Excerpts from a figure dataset
· · · ·
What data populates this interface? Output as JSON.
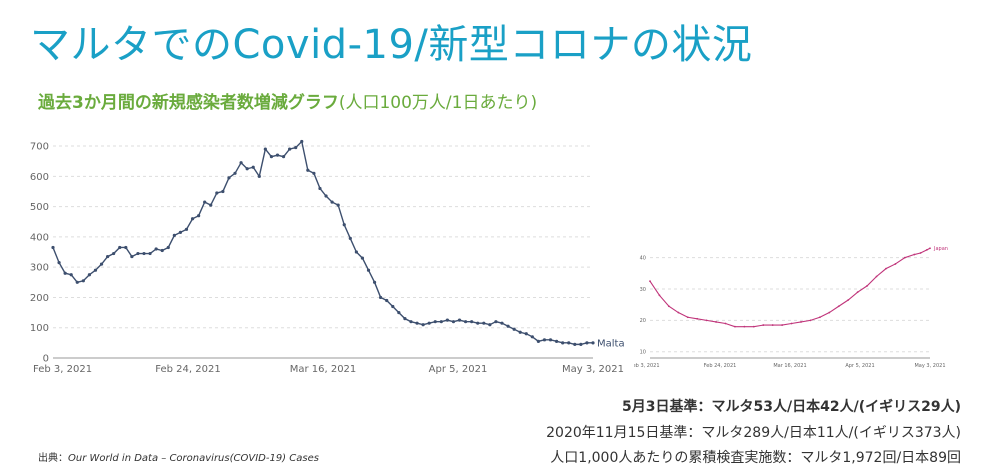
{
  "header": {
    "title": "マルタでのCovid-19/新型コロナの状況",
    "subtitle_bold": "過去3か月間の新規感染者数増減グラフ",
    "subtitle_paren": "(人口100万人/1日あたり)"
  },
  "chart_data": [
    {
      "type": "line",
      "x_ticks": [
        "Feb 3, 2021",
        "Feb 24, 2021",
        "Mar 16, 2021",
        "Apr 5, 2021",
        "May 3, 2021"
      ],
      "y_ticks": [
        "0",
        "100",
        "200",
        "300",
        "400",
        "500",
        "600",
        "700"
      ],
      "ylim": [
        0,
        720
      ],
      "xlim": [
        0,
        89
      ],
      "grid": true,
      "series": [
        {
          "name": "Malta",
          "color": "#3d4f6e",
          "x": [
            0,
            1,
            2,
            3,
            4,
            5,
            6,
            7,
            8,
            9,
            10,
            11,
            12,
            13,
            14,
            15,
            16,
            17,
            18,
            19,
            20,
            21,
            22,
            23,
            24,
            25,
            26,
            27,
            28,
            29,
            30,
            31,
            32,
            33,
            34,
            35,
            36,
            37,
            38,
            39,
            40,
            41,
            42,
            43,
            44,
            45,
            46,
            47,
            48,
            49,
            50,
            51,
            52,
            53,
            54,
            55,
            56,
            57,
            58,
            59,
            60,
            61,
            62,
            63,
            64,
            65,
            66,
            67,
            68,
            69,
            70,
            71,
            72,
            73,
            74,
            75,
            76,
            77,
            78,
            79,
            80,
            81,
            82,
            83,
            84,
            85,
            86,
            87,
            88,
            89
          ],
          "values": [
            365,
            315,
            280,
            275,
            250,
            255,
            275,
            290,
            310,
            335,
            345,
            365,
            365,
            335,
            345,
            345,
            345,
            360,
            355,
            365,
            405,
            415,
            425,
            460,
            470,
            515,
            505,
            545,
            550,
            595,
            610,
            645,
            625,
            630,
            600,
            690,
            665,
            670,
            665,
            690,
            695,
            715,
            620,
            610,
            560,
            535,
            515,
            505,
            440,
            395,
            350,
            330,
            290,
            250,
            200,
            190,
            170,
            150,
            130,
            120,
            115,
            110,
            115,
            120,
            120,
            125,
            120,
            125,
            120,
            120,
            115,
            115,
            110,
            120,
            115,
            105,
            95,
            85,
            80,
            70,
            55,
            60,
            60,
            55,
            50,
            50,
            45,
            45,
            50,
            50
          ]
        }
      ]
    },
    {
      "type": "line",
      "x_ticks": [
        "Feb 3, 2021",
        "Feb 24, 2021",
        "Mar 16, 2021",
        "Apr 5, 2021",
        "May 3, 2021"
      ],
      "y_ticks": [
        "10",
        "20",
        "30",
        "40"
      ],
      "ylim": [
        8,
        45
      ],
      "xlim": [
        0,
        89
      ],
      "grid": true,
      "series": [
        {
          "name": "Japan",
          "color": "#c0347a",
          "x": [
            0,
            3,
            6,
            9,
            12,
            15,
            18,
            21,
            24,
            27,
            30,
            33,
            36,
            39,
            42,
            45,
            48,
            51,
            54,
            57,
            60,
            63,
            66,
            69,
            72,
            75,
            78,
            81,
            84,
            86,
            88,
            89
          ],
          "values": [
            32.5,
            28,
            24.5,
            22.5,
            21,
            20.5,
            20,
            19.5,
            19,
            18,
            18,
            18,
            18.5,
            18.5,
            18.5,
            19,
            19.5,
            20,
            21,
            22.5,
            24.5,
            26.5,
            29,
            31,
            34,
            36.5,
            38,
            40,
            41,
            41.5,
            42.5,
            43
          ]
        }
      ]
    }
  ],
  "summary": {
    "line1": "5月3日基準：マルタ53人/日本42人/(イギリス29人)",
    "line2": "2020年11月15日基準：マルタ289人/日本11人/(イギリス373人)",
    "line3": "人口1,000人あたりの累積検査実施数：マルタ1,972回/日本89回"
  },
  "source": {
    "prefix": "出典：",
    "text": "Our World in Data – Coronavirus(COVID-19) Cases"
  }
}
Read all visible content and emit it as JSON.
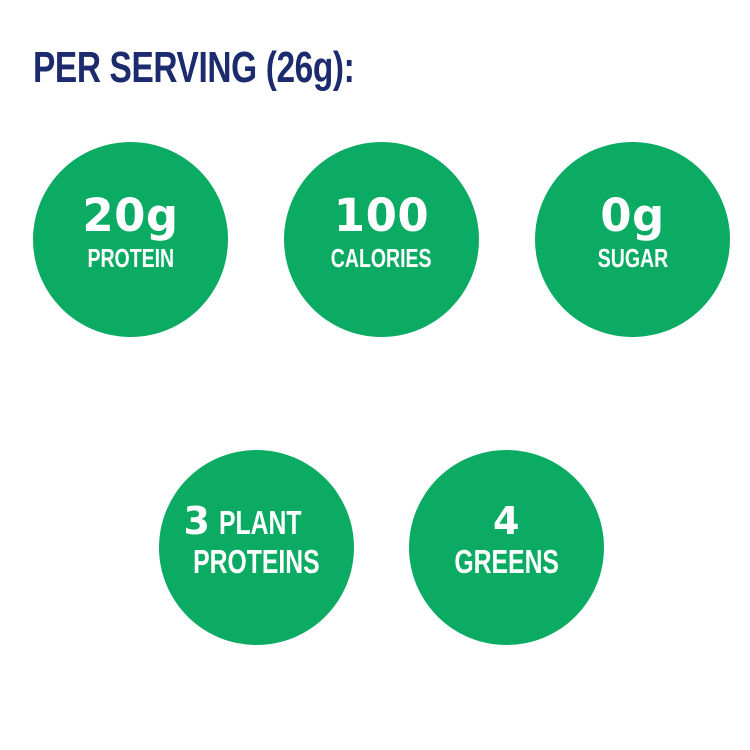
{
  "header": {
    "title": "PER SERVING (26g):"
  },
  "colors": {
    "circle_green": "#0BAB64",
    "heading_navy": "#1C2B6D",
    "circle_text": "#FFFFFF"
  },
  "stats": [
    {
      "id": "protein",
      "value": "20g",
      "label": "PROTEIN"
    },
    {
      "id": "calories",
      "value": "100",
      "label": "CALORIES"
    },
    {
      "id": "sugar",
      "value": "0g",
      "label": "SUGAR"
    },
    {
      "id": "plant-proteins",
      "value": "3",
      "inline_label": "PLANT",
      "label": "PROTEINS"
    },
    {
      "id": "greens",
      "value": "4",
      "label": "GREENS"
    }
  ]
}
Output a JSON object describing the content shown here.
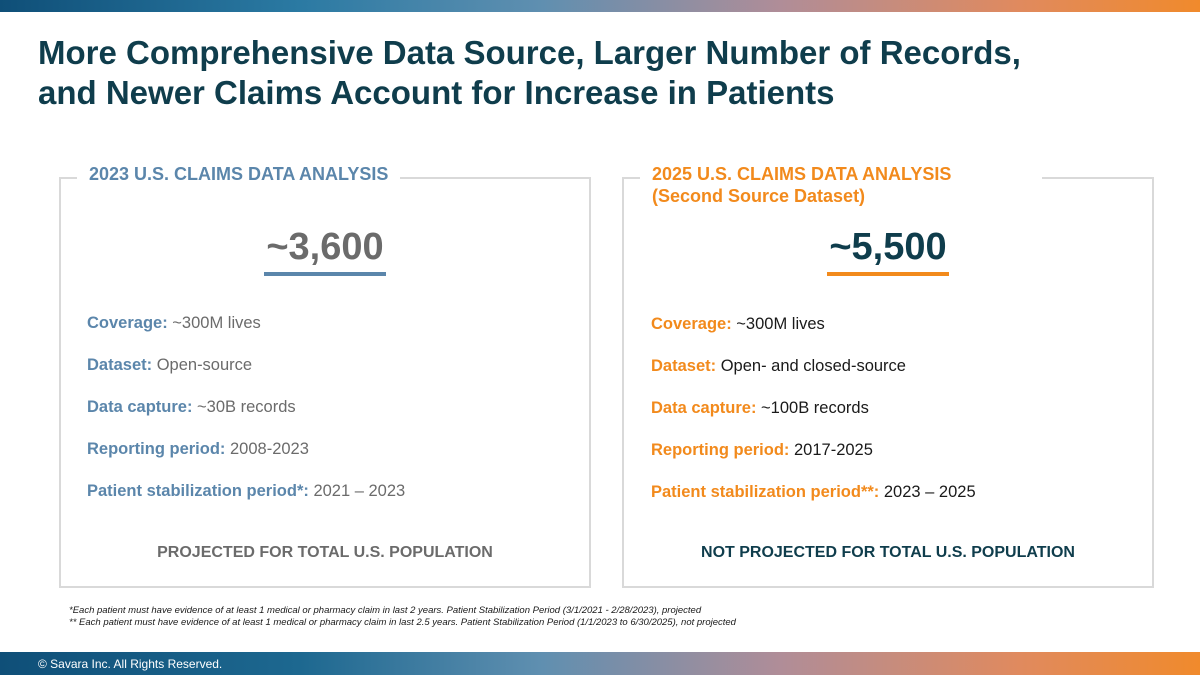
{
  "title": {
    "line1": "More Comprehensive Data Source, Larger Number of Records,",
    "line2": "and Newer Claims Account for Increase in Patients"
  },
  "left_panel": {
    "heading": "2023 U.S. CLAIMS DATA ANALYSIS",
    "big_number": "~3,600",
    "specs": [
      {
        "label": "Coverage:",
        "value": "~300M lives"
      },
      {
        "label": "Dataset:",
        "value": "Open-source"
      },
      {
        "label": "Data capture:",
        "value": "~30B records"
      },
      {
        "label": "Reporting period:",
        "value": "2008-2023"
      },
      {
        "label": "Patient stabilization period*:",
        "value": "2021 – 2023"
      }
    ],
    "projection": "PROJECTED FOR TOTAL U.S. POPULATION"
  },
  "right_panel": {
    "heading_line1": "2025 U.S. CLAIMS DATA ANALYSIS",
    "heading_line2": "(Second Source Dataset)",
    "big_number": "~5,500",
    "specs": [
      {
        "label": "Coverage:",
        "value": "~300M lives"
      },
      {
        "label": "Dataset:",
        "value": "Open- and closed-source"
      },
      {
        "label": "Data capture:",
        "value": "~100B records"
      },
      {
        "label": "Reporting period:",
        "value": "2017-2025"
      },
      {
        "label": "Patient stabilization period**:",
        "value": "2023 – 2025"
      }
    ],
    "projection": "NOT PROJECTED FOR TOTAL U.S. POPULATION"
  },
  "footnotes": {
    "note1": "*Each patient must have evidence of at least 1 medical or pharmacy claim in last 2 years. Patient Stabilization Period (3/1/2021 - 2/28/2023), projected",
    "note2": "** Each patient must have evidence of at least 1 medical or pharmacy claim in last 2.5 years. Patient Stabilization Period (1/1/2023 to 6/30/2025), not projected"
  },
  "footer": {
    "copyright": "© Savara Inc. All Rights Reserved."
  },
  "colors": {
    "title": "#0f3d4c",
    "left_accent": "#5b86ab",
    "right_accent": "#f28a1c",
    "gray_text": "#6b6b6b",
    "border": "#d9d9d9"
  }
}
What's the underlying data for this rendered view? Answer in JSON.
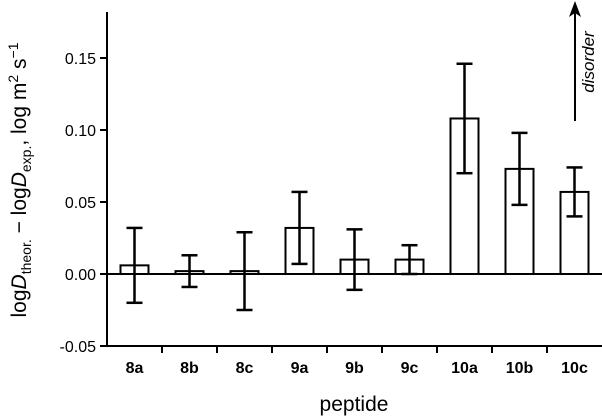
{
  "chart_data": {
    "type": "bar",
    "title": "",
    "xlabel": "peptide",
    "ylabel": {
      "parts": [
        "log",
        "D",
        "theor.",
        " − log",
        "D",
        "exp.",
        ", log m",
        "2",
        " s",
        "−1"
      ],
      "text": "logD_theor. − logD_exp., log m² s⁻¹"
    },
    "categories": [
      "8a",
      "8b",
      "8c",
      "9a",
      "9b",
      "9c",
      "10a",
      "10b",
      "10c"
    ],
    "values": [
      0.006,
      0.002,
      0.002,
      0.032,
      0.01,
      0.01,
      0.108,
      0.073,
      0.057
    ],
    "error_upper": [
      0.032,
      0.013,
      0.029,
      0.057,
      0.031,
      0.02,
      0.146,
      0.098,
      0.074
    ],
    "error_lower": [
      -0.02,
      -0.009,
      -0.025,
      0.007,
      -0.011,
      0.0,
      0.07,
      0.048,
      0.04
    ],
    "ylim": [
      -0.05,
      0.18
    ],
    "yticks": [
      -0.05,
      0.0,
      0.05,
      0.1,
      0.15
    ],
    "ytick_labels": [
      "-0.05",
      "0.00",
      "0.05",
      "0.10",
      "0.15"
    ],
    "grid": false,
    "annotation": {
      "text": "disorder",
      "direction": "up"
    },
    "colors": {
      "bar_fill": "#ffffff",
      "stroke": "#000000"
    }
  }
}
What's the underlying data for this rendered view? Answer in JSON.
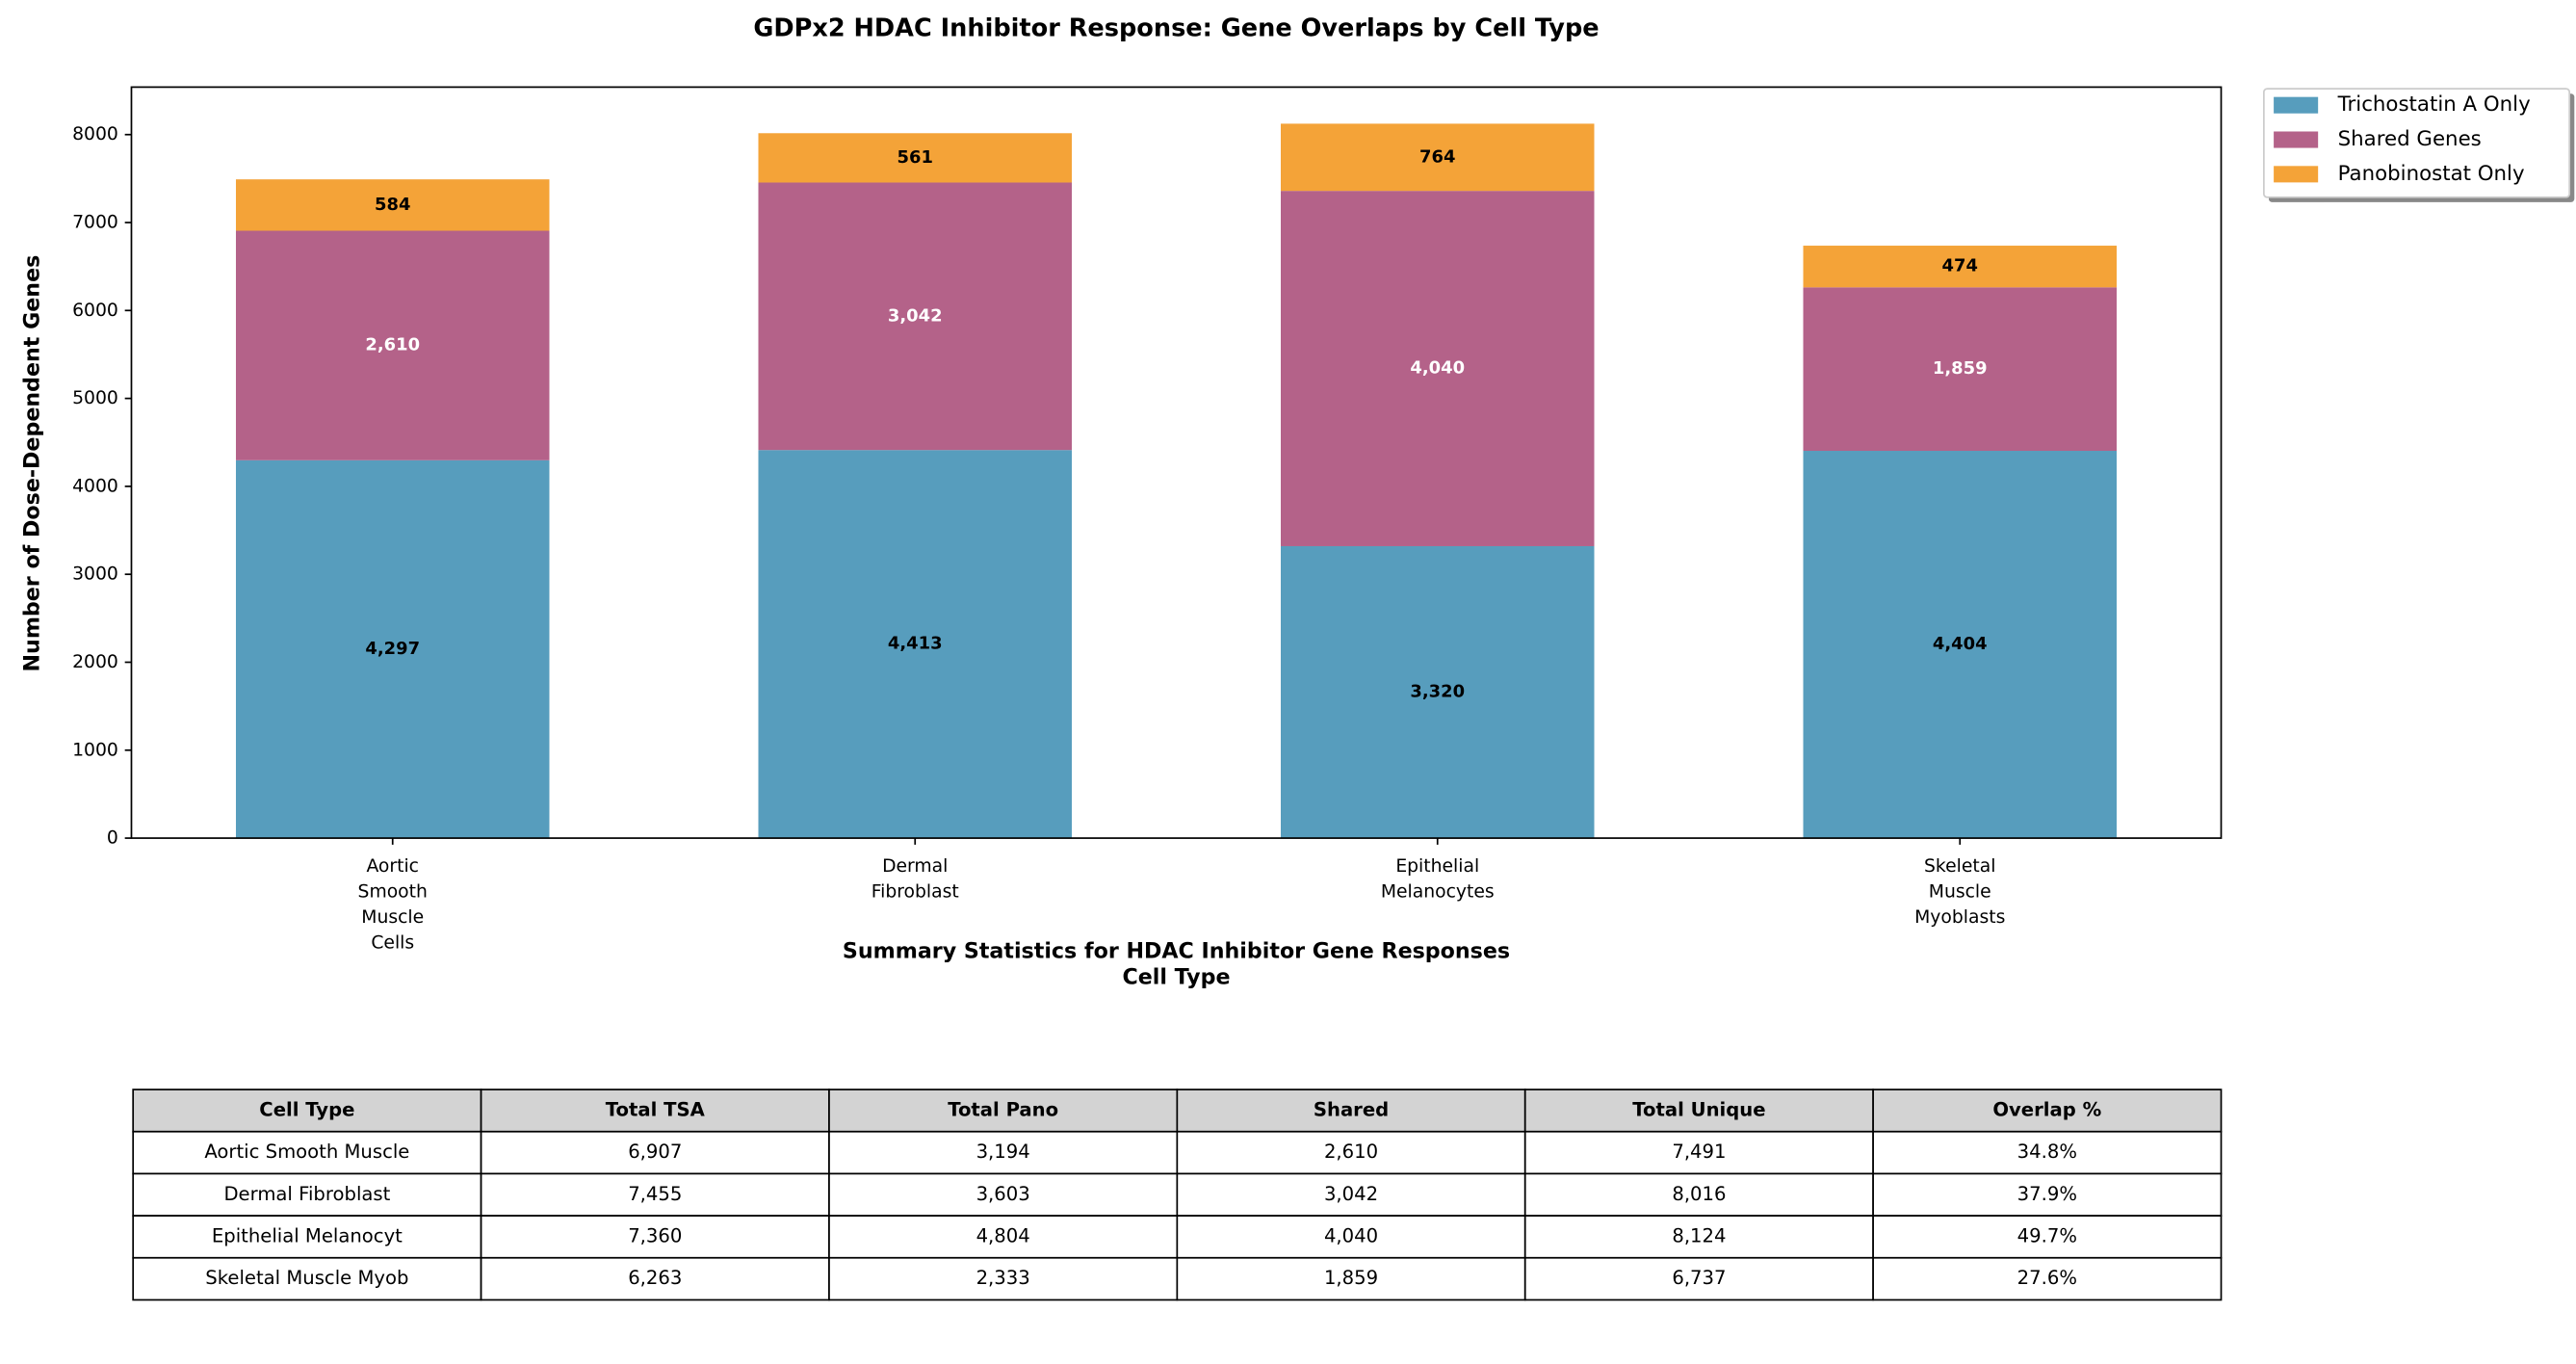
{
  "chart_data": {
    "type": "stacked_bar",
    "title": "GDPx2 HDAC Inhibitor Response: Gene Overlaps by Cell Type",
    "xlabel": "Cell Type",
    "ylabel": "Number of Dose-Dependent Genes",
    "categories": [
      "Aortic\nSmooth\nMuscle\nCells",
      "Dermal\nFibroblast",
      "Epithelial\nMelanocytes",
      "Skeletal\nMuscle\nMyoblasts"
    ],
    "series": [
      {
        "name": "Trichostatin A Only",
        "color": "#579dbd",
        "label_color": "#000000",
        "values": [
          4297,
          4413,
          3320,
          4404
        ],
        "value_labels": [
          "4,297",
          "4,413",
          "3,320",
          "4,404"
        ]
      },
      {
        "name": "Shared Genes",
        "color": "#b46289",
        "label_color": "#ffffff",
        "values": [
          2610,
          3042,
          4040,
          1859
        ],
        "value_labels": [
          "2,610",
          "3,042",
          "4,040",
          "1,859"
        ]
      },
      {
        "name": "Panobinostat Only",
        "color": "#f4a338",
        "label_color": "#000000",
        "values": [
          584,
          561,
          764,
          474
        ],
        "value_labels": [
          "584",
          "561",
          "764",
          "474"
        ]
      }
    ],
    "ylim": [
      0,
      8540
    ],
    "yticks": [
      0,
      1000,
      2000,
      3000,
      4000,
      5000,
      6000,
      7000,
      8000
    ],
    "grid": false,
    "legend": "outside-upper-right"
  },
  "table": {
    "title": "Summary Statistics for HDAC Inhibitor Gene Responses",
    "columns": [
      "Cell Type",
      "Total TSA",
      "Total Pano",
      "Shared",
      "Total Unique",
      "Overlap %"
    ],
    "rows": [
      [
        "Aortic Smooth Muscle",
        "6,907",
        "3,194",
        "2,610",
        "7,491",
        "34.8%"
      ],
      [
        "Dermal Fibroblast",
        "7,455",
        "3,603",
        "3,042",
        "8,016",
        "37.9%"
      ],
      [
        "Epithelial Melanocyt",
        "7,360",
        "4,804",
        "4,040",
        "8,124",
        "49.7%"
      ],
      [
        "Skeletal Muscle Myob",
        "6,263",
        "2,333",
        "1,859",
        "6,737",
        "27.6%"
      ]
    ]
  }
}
· · · ·
=== Aim of the exercise ===
Which lines of the records above hold the word "Only"? Copy each of them.

=== Answer to the exercise ===
        "name": "Trichostatin A Only",
        "name": "Panobinostat Only",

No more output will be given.